Given instruction: From the records below, pull each line that has "Word".
# # # #
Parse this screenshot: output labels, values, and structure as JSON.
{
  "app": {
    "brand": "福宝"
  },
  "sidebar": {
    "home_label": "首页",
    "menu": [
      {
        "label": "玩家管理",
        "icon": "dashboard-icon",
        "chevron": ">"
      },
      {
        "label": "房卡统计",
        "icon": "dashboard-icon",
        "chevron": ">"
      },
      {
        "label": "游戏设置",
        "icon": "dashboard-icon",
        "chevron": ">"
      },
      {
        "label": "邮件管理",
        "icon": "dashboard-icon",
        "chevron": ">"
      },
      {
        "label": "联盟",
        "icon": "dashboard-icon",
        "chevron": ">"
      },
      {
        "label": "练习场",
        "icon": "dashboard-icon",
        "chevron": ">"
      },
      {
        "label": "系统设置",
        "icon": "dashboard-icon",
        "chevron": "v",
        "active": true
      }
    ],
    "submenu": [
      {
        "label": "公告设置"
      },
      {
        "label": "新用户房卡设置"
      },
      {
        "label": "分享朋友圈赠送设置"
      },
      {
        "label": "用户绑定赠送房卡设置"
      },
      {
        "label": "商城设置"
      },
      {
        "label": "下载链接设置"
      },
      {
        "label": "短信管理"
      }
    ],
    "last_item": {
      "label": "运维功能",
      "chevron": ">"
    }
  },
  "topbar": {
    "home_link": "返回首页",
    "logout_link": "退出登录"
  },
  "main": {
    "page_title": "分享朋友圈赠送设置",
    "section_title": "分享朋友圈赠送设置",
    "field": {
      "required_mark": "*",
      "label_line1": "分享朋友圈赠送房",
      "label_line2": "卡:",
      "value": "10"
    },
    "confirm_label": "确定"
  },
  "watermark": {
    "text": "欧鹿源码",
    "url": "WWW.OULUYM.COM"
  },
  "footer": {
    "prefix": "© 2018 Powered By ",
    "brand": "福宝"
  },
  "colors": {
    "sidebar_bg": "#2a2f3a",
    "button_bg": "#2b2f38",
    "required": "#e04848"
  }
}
# # # #
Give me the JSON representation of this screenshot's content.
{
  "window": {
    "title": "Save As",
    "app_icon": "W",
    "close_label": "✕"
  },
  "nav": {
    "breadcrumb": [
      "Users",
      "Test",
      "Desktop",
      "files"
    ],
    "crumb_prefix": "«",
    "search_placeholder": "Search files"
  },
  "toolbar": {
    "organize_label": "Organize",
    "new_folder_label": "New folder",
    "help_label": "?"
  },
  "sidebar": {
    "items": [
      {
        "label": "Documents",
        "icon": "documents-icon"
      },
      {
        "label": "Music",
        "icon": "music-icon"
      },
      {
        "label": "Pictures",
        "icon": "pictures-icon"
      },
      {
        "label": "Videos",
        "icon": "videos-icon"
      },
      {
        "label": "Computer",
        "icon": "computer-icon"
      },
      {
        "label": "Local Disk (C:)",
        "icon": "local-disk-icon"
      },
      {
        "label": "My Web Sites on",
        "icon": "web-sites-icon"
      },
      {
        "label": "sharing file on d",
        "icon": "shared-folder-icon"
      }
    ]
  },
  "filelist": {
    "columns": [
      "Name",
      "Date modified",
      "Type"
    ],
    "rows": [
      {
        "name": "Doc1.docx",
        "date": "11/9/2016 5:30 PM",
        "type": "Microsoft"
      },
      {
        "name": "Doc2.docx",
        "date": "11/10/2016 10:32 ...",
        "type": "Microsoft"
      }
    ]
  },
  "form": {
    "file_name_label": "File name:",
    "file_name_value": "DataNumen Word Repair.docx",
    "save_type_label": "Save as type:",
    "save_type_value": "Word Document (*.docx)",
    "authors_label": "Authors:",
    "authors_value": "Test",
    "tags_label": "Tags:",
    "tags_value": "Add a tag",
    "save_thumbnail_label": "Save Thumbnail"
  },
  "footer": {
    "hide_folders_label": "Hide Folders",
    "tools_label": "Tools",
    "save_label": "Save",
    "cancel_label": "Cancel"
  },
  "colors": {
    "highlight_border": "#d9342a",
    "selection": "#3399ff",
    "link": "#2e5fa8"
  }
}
# # # #
Problem solution:
    "file_name_value": "DataNumen Word Repair.docx",
    "save_type_value": "Word Document (*.docx)",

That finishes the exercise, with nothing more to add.